<<<<
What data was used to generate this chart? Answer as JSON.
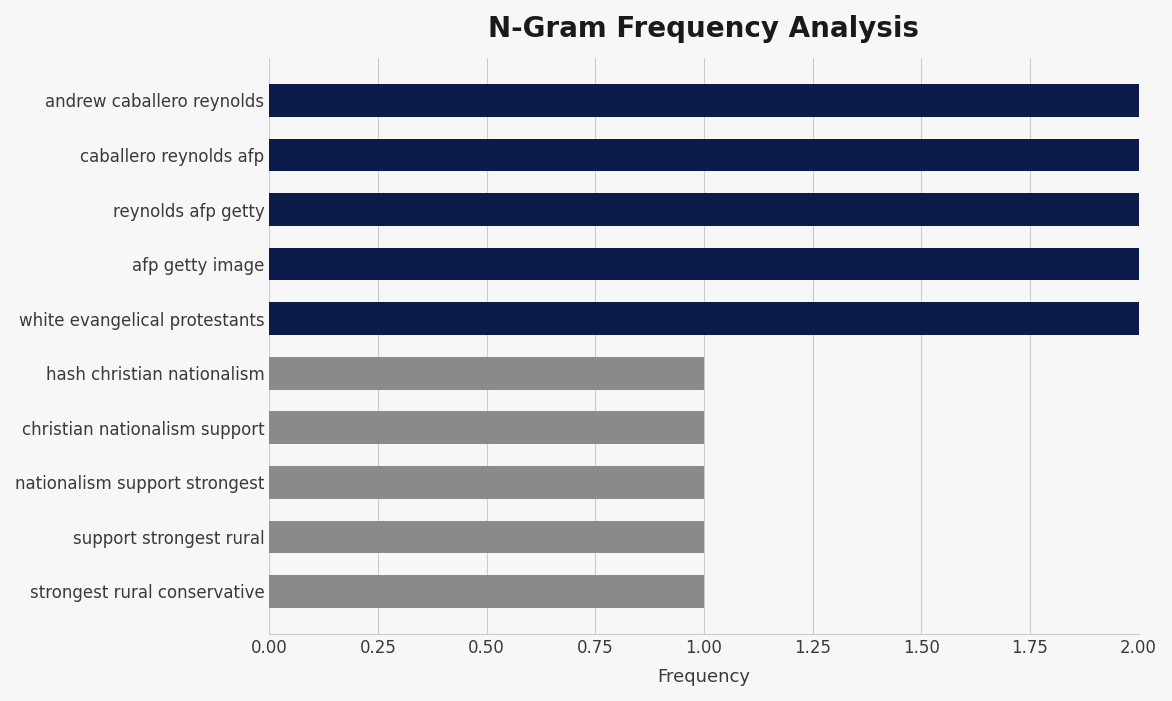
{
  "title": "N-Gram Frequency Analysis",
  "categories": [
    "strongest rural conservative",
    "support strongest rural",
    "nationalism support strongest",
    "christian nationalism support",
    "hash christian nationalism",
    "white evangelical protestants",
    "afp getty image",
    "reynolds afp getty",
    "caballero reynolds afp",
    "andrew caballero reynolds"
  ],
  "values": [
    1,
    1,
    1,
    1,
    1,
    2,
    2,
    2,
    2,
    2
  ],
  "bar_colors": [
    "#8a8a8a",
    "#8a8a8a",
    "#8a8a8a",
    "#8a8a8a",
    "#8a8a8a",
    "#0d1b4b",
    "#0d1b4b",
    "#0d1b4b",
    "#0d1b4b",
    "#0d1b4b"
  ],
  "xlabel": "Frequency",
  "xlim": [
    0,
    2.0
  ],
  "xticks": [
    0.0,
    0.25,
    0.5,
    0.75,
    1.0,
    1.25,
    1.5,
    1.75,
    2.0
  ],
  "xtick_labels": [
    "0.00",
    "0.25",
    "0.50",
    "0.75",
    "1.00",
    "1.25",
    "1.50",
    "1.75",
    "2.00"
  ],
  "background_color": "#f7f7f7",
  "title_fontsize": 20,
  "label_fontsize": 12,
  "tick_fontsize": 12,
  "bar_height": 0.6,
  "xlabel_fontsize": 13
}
>>>>
<<<<
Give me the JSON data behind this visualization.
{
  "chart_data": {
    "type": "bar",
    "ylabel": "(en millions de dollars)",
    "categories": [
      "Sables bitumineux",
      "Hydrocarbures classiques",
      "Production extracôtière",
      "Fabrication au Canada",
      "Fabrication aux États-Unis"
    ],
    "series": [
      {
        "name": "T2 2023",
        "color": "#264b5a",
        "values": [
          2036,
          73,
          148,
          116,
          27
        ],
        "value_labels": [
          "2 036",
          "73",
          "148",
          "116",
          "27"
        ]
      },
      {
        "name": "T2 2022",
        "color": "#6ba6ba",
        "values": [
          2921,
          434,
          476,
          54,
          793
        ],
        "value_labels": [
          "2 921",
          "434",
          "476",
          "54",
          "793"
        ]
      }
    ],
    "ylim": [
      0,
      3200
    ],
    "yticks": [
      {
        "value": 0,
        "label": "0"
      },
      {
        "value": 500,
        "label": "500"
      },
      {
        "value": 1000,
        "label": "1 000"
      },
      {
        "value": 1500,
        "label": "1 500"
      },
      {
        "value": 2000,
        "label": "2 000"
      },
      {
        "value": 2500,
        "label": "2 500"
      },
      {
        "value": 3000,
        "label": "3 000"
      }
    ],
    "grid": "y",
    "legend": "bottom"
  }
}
>>>>
<<<<
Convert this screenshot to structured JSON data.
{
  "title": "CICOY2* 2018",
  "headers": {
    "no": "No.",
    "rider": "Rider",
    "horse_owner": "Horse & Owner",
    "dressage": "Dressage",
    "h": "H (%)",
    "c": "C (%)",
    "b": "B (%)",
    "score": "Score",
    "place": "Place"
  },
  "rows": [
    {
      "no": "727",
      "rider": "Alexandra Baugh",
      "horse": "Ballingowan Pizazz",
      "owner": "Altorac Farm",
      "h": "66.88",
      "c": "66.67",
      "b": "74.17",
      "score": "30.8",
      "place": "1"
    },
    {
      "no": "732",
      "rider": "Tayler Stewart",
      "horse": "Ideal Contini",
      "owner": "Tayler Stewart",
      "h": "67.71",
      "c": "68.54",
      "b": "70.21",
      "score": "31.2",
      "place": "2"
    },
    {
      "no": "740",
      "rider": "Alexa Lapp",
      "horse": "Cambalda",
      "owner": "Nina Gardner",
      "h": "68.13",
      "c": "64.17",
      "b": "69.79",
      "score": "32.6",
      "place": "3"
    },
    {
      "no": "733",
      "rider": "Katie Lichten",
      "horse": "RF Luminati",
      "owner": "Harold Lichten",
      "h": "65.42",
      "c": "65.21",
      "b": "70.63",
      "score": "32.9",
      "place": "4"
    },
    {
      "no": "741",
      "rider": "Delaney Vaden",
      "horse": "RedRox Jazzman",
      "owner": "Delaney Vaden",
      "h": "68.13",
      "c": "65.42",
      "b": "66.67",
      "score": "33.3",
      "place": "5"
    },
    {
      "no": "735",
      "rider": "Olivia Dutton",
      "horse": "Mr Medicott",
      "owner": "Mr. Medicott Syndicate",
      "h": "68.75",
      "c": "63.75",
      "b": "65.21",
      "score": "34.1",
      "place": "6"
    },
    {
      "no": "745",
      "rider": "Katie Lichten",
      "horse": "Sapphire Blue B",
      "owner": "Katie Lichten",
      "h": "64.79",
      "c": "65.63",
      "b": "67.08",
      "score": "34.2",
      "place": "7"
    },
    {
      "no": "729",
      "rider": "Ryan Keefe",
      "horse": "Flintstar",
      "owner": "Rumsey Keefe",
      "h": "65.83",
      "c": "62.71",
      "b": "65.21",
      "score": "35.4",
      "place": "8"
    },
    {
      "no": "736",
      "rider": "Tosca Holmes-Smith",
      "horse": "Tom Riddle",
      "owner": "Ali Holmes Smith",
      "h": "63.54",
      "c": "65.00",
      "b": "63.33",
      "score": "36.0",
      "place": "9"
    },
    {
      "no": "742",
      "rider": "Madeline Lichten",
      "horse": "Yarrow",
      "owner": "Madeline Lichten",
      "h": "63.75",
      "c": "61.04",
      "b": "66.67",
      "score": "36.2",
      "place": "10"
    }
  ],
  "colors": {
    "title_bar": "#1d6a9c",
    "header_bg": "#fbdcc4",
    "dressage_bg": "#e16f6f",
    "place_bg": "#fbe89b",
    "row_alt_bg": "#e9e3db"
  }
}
>>>>
**Written exercise:**
Search the material above for "Frequency". Pull out each line where it shows up.

**Complete output:**
  "title": "N-Gram Frequency Analysis",
  "xlabel": "Frequency",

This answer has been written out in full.